_Entries shown_
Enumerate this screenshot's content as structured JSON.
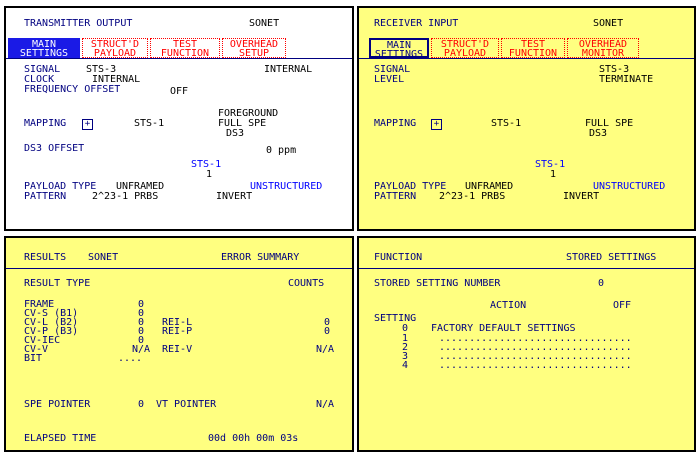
{
  "tx": {
    "title": "TRANSMITTER OUTPUT",
    "mode": "SONET",
    "tabs": [
      {
        "l1": "MAIN",
        "l2": "SETTINGS"
      },
      {
        "l1": "STRUCT'D",
        "l2": "PAYLOAD"
      },
      {
        "l1": "TEST",
        "l2": "FUNCTION"
      },
      {
        "l1": "OVERHEAD",
        "l2": "SETUP"
      }
    ],
    "signal_label": "SIGNAL",
    "signal_value": "STS-3",
    "signal_source": "INTERNAL",
    "clock_label": "CLOCK",
    "clock_value": "INTERNAL",
    "freq_label": "FREQUENCY OFFSET",
    "freq_value": "OFF",
    "fg1": "FOREGROUND",
    "fg2": "FULL SPE",
    "fg3": "DS3",
    "mapping_label": "MAPPING",
    "mapping_icon": "+",
    "mapping_value": "STS-1",
    "ds3_label": "DS3 OFFSET",
    "ds3_value": "0 ppm",
    "sts": "STS-1",
    "sts_num": "1",
    "payload_label": "PAYLOAD TYPE",
    "payload_value": "UNFRAMED",
    "payload_struct": "UNSTRUCTURED",
    "pattern_label": "PATTERN",
    "pattern_value": "2^23-1 PRBS",
    "pattern_mode": "INVERT"
  },
  "rx": {
    "title": "RECEIVER INPUT",
    "mode": "SONET",
    "tabs": [
      {
        "l1": "MAIN",
        "l2": "SETTINGS"
      },
      {
        "l1": "STRUCT'D",
        "l2": "PAYLOAD"
      },
      {
        "l1": "TEST",
        "l2": "FUNCTION"
      },
      {
        "l1": "OVERHEAD",
        "l2": "MONITOR"
      }
    ],
    "signal_label": "SIGNAL",
    "signal_value": "STS-3",
    "level_label": "LEVEL",
    "level_value": "TERMINATE",
    "mapping_label": "MAPPING",
    "mapping_icon": "+",
    "mapping_value": "STS-1",
    "map1": "FULL SPE",
    "map2": "DS3",
    "sts": "STS-1",
    "sts_num": "1",
    "payload_label": "PAYLOAD TYPE",
    "payload_value": "UNFRAMED",
    "payload_struct": "UNSTRUCTURED",
    "pattern_label": "PATTERN",
    "pattern_value": "2^23-1 PRBS",
    "pattern_mode": "INVERT"
  },
  "res": {
    "title": "RESULTS",
    "mode": "SONET",
    "summary": "ERROR SUMMARY",
    "type_label": "RESULT TYPE",
    "counts_label": "COUNTS",
    "frame_label": "FRAME",
    "frame_value": "0",
    "cvs_label": "CV-S (B1)",
    "cvs_value": "0",
    "cvl_label": "CV-L (B2)",
    "cvl_value": "0",
    "reil_label": "REI-L",
    "reil_value": "0",
    "cvp_label": "CV-P (B3)",
    "cvp_value": "0",
    "reip_label": "REI-P",
    "reip_value": "0",
    "cviec_label": "CV-IEC",
    "cviec_value": "0",
    "cvv_label": "CV-V",
    "cvv_value": "N/A",
    "reiv_label": "REI-V",
    "reiv_value": "N/A",
    "bit_label": "BIT",
    "bit_value": "....",
    "spe_label": "SPE POINTER",
    "spe_value": "0",
    "vt_label": "VT POINTER",
    "vt_value": "N/A",
    "elapsed_label": "ELAPSED TIME",
    "elapsed_value": "00d 00h 00m 03s"
  },
  "fn": {
    "title": "FUNCTION",
    "mode": "STORED SETTINGS",
    "num_label": "STORED SETTING NUMBER",
    "num_value": "0",
    "action_label": "ACTION",
    "action_value": "OFF",
    "setting_label": "SETTING",
    "settings": [
      {
        "n": "0",
        "text": "FACTORY DEFAULT SETTINGS"
      },
      {
        "n": "1",
        "text": "................................"
      },
      {
        "n": "2",
        "text": "................................"
      },
      {
        "n": "3",
        "text": "................................"
      },
      {
        "n": "4",
        "text": "................................"
      }
    ]
  }
}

_What needs to be done_
Search the lines for "title". Copy each line that has it.

_Full output_
    "title": "TRANSMITTER OUTPUT",
    "title": "RECEIVER INPUT",
    "title": "RESULTS",
    "title": "FUNCTION",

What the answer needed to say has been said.